> [Records provided]
⁂
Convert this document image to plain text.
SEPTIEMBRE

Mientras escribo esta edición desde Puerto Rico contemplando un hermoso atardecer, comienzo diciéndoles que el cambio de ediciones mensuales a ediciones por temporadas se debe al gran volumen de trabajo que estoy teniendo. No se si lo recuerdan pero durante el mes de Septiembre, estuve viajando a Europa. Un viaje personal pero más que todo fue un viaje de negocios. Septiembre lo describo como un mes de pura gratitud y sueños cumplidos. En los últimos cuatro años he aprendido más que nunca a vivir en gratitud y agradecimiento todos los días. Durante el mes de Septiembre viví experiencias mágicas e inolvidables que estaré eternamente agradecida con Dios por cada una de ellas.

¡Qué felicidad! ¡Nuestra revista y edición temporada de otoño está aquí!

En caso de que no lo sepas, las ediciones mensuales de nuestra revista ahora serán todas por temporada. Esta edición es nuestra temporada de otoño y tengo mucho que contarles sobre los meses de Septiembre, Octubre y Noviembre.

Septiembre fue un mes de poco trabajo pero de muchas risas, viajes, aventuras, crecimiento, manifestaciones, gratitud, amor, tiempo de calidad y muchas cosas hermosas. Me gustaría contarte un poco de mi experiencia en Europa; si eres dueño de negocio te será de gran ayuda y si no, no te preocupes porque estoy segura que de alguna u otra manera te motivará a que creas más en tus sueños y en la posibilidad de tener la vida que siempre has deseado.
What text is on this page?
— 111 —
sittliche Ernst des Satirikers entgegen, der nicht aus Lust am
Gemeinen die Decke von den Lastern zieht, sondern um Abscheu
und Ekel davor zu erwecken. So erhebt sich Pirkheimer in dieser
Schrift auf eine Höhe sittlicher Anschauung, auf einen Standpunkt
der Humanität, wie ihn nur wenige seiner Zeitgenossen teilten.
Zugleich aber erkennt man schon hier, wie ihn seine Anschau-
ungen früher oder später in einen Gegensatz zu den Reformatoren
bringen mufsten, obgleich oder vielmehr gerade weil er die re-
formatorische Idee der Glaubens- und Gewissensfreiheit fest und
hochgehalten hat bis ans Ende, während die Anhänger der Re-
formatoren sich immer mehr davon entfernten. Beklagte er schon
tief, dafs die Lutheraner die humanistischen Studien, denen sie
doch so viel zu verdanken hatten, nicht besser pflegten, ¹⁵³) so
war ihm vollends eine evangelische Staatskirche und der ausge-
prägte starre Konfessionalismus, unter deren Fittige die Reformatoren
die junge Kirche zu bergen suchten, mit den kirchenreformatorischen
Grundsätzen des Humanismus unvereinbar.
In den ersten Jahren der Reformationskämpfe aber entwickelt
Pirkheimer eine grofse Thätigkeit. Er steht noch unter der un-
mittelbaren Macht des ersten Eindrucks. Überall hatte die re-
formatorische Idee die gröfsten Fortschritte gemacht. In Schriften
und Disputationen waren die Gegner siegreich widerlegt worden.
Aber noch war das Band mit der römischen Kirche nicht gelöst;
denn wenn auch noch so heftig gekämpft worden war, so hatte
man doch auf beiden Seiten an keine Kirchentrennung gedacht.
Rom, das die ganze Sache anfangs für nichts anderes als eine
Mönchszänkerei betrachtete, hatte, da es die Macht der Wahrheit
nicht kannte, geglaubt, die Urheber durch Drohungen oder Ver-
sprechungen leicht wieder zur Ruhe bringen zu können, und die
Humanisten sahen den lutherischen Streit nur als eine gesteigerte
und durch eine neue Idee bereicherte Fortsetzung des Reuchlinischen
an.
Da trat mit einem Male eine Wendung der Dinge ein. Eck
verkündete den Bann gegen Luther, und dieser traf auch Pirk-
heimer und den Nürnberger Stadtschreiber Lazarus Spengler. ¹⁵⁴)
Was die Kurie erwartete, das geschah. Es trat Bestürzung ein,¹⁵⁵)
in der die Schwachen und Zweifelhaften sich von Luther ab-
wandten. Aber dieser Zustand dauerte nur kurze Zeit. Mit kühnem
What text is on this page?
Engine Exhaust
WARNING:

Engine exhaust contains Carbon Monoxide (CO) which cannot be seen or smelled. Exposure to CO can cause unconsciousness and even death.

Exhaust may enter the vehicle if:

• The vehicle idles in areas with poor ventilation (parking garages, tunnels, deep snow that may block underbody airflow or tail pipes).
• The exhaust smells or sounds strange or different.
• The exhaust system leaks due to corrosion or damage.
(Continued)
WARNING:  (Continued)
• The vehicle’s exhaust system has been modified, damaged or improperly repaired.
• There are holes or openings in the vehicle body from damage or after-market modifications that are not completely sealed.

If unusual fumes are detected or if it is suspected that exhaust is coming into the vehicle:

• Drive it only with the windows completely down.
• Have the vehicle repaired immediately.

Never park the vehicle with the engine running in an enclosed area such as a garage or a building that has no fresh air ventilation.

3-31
⁂
> [Your instructions]
Every entry must be output again, exactly as written above.

> [Response]
Convert this document image to plain text.
SEPTIEMBRE

Mientras escribo esta edición desde Puerto Rico contemplando un hermoso atardecer, comienzo diciéndoles que el cambio de ediciones mensuales a ediciones por temporadas se debe al gran volumen de trabajo que estoy teniendo. No se si lo recuerdan pero durante el mes de Septiembre, estuve viajando a Europa. Un viaje personal pero más que todo fue un viaje de negocios. Septiembre lo describo como un mes de pura gratitud y sueños cumplidos. En los últimos cuatro años he aprendido más que nunca a vivir en gratitud y agradecimiento todos los días. Durante el mes de Septiembre viví experiencias mágicas e inolvidables que estaré eternamente agradecida con Dios por cada una de ellas.

¡Qué felicidad! ¡Nuestra revista y edición temporada de otoño está aquí!

En caso de que no lo sepas, las ediciones mensuales de nuestra revista ahora serán todas por temporada. Esta edición es nuestra temporada de otoño y tengo mucho que contarles sobre los meses de Septiembre, Octubre y Noviembre.

Septiembre fue un mes de poco trabajo pero de muchas risas, viajes, aventuras, crecimiento, manifestaciones, gratitud, amor, tiempo de calidad y muchas cosas hermosas. Me gustaría contarte un poco de mi experiencia en Europa; si eres dueño de negocio te será de gran ayuda y si no, no te preocupes porque estoy segura que de alguna u otra manera te motivará a que creas más en tus sueños y en la posibilidad de tener la vida que siempre has deseado.
What text is on this page?
— 111 —
sittliche Ernst des Satirikers entgegen, der nicht aus Lust am
Gemeinen die Decke von den Lastern zieht, sondern um Abscheu
und Ekel davor zu erwecken. So erhebt sich Pirkheimer in dieser
Schrift auf eine Höhe sittlicher Anschauung, auf einen Standpunkt
der Humanität, wie ihn nur wenige seiner Zeitgenossen teilten.
Zugleich aber erkennt man schon hier, wie ihn seine Anschau-
ungen früher oder später in einen Gegensatz zu den Reformatoren
bringen mufsten, obgleich oder vielmehr gerade weil er die re-
formatorische Idee der Glaubens- und Gewissensfreiheit fest und
hochgehalten hat bis ans Ende, während die Anhänger der Re-
formatoren sich immer mehr davon entfernten. Beklagte er schon
tief, dafs die Lutheraner die humanistischen Studien, denen sie
doch so viel zu verdanken hatten, nicht besser pflegten, ¹⁵³) so
war ihm vollends eine evangelische Staatskirche und der ausge-
prägte starre Konfessionalismus, unter deren Fittige die Reformatoren
die junge Kirche zu bergen suchten, mit den kirchenreformatorischen
Grundsätzen des Humanismus unvereinbar.
In den ersten Jahren der Reformationskämpfe aber entwickelt
Pirkheimer eine grofse Thätigkeit. Er steht noch unter der un-
mittelbaren Macht des ersten Eindrucks. Überall hatte die re-
formatorische Idee die gröfsten Fortschritte gemacht. In Schriften
und Disputationen waren die Gegner siegreich widerlegt worden.
Aber noch war das Band mit der römischen Kirche nicht gelöst;
denn wenn auch noch so heftig gekämpft worden war, so hatte
man doch auf beiden Seiten an keine Kirchentrennung gedacht.
Rom, das die ganze Sache anfangs für nichts anderes als eine
Mönchszänkerei betrachtete, hatte, da es die Macht der Wahrheit
nicht kannte, geglaubt, die Urheber durch Drohungen oder Ver-
sprechungen leicht wieder zur Ruhe bringen zu können, und die
Humanisten sahen den lutherischen Streit nur als eine gesteigerte
und durch eine neue Idee bereicherte Fortsetzung des Reuchlinischen
an.
Da trat mit einem Male eine Wendung der Dinge ein. Eck
verkündete den Bann gegen Luther, und dieser traf auch Pirk-
heimer und den Nürnberger Stadtschreiber Lazarus Spengler. ¹⁵⁴)
Was die Kurie erwartete, das geschah. Es trat Bestürzung ein,¹⁵⁵)
in der die Schwachen und Zweifelhaften sich von Luther ab-
wandten. Aber dieser Zustand dauerte nur kurze Zeit. Mit kühnem
What text is on this page?
Engine Exhaust
WARNING:

Engine exhaust contains Carbon Monoxide (CO) which cannot be seen or smelled. Exposure to CO can cause unconsciousness and even death.

Exhaust may enter the vehicle if:

• The vehicle idles in areas with poor ventilation (parking garages, tunnels, deep snow that may block underbody airflow or tail pipes).
• The exhaust smells or sounds strange or different.
• The exhaust system leaks due to corrosion or damage.
(Continued)
WARNING:  (Continued)
• The vehicle’s exhaust system has been modified, damaged or improperly repaired.
• There are holes or openings in the vehicle body from damage or after-market modifications that are not completely sealed.

If unusual fumes are detected or if it is suspected that exhaust is coming into the vehicle:

• Drive it only with the windows completely down.
• Have the vehicle repaired immediately.

Never park the vehicle with the engine running in an enclosed area such as a garage or a building that has no fresh air ventilation.

3-31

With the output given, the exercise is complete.